[Stored dataset items]

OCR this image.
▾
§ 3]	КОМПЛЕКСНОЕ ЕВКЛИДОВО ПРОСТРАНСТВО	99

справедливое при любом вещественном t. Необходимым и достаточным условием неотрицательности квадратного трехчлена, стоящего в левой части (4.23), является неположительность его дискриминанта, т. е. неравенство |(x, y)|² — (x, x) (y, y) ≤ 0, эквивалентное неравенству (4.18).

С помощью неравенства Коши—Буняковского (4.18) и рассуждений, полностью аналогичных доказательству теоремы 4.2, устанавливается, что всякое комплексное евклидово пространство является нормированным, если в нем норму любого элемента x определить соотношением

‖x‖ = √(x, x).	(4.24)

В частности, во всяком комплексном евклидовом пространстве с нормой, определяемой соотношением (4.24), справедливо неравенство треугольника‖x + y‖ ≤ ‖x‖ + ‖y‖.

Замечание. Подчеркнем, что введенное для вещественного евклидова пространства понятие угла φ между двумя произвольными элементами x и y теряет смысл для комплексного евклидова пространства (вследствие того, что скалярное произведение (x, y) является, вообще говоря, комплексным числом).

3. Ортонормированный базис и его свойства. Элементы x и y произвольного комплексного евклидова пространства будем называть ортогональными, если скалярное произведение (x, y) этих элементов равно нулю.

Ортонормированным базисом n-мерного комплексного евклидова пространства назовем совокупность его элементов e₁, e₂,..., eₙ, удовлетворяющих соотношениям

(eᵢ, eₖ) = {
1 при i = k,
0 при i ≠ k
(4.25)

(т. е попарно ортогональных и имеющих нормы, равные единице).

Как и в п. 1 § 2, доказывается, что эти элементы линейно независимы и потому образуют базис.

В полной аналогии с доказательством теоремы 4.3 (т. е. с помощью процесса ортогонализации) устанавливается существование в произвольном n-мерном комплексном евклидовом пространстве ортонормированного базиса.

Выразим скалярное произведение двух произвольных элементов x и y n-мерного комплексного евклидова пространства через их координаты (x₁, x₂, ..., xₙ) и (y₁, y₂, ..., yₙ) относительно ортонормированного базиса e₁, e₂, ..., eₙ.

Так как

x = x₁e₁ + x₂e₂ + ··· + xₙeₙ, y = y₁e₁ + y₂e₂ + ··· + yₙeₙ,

*Task to complete*
Scan the records above for the string "комплексном", then select every line that holds it.

*Answer to the task*
В частности, во всяком комплексном евклидовом пространстве с нормой, определяемой соотношением (4.24), справедливо неравенство треугольника‖x + y‖ ≤ ‖x‖ + ‖y‖.
В полной аналогии с доказательством теоремы 4.3 (т. е. с помощью процесса ортогонализации) устанавливается существование в произвольном n-мерном комплексном евклидовом пространстве ортонормированного базиса.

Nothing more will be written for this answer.